** BEGIN DATASET ENTRIES **

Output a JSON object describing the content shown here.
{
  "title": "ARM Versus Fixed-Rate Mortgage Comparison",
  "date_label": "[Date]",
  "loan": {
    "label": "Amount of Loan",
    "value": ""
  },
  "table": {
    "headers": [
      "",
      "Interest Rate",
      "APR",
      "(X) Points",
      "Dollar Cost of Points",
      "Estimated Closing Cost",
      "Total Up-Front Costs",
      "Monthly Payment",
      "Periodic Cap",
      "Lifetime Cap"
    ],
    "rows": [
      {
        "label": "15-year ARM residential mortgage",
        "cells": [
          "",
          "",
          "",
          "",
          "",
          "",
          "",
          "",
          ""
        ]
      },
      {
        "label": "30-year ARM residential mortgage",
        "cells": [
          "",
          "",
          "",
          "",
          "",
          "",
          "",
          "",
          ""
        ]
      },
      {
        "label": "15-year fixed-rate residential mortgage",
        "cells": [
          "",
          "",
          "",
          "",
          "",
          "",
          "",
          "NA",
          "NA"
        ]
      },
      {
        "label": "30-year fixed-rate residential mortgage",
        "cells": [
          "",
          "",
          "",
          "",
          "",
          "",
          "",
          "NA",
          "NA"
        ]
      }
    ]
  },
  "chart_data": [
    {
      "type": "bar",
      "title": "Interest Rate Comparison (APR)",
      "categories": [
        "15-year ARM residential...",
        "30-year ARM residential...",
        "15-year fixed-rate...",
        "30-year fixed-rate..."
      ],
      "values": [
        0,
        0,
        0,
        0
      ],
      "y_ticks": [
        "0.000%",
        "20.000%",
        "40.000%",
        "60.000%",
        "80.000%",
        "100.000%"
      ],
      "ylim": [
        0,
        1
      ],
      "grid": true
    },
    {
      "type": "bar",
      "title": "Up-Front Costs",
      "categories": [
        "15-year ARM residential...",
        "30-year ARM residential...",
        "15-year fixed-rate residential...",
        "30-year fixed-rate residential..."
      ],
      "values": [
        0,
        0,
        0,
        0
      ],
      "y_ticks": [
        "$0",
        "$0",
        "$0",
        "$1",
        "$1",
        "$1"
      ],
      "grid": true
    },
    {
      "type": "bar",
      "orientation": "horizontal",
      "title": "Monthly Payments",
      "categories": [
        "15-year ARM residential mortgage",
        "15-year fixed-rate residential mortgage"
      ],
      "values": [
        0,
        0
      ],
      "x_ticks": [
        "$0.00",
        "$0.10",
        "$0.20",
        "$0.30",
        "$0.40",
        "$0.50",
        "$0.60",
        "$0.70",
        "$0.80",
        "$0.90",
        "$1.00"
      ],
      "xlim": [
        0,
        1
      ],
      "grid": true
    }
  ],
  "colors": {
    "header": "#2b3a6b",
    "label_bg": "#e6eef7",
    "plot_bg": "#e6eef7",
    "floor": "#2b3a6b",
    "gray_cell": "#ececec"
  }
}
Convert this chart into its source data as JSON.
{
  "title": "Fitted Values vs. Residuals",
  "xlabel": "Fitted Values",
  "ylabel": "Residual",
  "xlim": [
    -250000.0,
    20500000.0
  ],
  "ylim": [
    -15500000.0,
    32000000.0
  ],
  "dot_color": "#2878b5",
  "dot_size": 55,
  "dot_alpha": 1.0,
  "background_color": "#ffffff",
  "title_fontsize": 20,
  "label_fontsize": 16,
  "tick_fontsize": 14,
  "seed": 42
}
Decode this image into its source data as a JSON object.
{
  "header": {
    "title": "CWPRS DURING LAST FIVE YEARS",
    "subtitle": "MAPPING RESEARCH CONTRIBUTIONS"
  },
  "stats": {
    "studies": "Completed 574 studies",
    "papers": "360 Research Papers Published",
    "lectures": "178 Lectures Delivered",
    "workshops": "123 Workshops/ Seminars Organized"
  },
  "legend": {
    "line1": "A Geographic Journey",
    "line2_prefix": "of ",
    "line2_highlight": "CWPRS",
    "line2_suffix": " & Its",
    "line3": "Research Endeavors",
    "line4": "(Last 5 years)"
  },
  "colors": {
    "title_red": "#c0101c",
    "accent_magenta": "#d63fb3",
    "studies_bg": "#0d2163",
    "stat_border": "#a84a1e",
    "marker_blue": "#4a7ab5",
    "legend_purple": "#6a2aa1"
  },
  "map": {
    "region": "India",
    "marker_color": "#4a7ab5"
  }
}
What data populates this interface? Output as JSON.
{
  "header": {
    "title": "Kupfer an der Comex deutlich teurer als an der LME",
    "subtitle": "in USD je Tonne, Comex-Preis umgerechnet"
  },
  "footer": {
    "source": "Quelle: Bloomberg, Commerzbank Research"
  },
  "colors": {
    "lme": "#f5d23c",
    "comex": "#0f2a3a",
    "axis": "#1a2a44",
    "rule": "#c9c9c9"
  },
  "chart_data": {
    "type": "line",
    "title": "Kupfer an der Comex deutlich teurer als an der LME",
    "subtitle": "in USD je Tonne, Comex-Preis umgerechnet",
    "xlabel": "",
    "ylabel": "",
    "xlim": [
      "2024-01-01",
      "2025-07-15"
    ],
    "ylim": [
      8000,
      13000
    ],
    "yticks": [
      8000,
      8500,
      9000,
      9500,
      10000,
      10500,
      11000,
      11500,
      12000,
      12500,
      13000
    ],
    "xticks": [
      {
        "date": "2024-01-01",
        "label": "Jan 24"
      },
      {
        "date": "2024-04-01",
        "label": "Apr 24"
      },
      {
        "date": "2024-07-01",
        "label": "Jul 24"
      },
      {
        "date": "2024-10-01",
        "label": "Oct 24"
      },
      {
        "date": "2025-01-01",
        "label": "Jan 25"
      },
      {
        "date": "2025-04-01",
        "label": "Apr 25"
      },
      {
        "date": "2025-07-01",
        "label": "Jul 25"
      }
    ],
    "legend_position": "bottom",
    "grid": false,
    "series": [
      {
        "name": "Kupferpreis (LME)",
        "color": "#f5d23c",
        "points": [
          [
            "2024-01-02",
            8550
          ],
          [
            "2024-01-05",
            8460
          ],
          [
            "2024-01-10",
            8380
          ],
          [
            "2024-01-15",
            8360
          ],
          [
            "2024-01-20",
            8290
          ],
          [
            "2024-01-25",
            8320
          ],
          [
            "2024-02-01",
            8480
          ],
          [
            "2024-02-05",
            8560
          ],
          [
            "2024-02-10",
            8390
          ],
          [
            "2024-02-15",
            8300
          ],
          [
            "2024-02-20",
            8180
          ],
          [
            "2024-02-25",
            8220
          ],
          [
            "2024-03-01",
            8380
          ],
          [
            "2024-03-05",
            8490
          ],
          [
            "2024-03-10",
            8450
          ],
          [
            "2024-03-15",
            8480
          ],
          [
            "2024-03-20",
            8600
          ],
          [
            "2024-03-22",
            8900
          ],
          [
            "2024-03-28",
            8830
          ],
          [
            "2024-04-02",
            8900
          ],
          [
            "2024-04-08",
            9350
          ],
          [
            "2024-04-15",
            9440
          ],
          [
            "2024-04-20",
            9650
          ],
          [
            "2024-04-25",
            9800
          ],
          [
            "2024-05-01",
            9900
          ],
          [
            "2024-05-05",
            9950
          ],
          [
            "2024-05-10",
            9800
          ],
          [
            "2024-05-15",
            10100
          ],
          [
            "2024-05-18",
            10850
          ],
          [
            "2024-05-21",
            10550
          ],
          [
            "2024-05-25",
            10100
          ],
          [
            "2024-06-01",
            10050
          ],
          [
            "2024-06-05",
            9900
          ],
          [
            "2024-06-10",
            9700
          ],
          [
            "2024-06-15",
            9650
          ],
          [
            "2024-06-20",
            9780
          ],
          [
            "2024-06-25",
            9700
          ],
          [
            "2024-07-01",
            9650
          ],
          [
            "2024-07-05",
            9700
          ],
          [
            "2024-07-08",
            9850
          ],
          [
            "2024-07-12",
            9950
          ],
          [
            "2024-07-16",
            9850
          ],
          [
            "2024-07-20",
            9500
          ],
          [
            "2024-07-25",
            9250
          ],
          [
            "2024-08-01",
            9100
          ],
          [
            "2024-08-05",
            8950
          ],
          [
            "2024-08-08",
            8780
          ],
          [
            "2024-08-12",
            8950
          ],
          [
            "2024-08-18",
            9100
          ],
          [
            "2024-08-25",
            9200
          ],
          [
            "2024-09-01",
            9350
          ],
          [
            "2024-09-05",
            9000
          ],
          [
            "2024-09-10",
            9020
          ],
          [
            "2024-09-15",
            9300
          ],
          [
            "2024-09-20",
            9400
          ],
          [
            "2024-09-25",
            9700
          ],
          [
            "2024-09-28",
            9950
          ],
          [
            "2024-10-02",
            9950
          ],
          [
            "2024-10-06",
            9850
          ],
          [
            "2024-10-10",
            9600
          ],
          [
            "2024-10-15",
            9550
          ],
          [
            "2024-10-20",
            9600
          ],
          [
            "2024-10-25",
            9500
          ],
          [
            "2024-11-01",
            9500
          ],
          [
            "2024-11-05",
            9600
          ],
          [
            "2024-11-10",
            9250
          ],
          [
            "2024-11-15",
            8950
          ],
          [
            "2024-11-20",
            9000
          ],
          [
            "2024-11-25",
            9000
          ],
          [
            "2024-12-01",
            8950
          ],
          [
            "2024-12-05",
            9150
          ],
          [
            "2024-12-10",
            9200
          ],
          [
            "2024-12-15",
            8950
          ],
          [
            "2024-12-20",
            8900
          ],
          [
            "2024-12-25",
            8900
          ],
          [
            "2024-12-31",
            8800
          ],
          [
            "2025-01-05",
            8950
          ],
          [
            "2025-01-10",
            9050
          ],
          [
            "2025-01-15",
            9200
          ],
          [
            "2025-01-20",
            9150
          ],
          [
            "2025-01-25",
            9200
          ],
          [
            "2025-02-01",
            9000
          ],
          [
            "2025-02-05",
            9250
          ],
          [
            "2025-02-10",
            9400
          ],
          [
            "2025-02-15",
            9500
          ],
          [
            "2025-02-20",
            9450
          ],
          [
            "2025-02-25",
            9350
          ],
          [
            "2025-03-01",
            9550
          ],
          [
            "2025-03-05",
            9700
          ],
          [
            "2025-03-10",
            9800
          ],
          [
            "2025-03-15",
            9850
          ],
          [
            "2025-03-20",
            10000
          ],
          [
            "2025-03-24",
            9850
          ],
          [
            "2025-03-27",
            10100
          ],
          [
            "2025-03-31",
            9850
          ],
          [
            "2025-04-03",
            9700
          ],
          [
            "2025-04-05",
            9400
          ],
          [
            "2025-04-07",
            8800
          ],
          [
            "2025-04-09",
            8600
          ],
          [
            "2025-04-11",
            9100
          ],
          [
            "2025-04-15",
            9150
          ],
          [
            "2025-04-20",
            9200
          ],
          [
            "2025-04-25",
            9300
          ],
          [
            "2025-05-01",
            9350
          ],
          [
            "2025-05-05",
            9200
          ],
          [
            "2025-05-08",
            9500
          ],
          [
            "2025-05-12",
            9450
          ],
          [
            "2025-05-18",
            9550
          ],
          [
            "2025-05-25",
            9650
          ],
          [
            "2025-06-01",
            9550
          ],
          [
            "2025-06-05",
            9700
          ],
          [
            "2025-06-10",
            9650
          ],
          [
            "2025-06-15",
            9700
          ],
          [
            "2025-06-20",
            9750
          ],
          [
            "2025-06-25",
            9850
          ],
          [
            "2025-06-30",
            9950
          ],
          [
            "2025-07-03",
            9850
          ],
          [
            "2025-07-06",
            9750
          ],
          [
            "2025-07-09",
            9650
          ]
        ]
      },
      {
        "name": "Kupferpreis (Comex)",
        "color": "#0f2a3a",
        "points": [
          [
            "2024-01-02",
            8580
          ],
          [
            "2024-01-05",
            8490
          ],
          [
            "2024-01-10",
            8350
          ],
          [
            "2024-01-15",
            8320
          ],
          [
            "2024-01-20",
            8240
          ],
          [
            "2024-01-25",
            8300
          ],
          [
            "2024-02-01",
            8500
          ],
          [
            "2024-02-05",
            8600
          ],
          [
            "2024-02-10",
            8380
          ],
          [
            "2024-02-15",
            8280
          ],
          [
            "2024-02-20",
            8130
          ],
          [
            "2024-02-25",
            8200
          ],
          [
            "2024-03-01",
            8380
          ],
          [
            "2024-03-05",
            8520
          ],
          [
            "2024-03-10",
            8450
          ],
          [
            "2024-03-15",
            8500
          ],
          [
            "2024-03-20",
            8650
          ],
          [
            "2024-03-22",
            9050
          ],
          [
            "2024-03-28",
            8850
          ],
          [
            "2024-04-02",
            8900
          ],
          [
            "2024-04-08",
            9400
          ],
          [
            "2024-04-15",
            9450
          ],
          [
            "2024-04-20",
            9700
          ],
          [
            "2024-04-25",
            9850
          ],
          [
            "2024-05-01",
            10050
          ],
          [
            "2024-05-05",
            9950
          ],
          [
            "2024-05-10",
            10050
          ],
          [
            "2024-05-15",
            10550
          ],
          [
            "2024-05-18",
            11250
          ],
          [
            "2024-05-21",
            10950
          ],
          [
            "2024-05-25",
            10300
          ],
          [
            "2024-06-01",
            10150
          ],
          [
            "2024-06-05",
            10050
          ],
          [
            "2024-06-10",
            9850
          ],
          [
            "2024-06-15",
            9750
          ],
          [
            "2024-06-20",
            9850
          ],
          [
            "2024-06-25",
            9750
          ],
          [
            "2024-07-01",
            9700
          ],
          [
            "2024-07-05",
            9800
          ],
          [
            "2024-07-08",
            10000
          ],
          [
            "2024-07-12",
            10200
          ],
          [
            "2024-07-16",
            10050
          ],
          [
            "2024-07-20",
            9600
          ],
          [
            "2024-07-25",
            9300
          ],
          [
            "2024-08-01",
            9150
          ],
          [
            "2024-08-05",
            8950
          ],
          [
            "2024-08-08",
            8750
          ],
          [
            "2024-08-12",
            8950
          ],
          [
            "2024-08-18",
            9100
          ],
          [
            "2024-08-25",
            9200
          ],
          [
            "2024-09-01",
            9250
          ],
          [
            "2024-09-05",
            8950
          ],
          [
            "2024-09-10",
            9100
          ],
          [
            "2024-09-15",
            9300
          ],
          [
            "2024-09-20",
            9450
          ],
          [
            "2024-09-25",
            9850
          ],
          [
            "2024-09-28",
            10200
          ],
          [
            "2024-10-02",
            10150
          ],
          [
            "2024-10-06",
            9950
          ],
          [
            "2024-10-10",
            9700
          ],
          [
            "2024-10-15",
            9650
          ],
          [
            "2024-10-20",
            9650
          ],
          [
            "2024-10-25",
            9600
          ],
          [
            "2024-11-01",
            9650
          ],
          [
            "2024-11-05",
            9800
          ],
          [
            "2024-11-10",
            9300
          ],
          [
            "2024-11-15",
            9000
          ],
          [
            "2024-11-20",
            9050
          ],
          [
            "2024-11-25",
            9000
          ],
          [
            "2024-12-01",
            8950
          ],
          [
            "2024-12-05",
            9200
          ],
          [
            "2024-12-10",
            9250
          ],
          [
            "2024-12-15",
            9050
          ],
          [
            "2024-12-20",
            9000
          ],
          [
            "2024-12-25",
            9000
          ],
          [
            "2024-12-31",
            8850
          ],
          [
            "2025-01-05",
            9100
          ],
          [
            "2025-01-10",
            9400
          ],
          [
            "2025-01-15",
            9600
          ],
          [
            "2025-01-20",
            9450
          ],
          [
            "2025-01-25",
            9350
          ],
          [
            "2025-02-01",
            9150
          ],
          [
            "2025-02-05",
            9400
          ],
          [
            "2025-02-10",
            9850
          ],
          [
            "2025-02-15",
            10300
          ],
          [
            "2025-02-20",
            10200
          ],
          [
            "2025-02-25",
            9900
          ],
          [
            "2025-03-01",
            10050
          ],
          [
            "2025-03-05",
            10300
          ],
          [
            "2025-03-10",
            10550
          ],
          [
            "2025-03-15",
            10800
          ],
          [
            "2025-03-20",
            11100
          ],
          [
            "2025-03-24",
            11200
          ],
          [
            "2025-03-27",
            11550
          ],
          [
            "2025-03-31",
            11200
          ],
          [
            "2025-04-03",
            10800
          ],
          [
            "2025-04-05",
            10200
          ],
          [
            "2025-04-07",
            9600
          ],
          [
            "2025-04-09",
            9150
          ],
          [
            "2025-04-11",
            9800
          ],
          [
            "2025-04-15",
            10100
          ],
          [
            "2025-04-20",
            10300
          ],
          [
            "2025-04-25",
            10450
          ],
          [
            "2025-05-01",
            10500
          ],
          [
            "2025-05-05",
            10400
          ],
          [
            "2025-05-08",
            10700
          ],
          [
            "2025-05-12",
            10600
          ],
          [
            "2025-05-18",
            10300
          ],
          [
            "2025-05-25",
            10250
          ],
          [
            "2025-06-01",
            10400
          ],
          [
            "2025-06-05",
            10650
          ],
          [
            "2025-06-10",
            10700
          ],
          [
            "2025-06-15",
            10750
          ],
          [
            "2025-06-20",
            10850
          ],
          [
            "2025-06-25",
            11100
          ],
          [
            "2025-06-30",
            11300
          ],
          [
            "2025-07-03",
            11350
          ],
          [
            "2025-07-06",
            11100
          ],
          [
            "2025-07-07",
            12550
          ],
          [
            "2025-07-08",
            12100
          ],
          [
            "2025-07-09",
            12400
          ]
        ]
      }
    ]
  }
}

** END DATASET ENTRIES **

> [EXERCISE BRIEF]: Pull out each line of the listing that holds the string "Front".

> [FINAL ANSWER]:
      "Total Up-Front Costs",
      "title": "Up-Front Costs",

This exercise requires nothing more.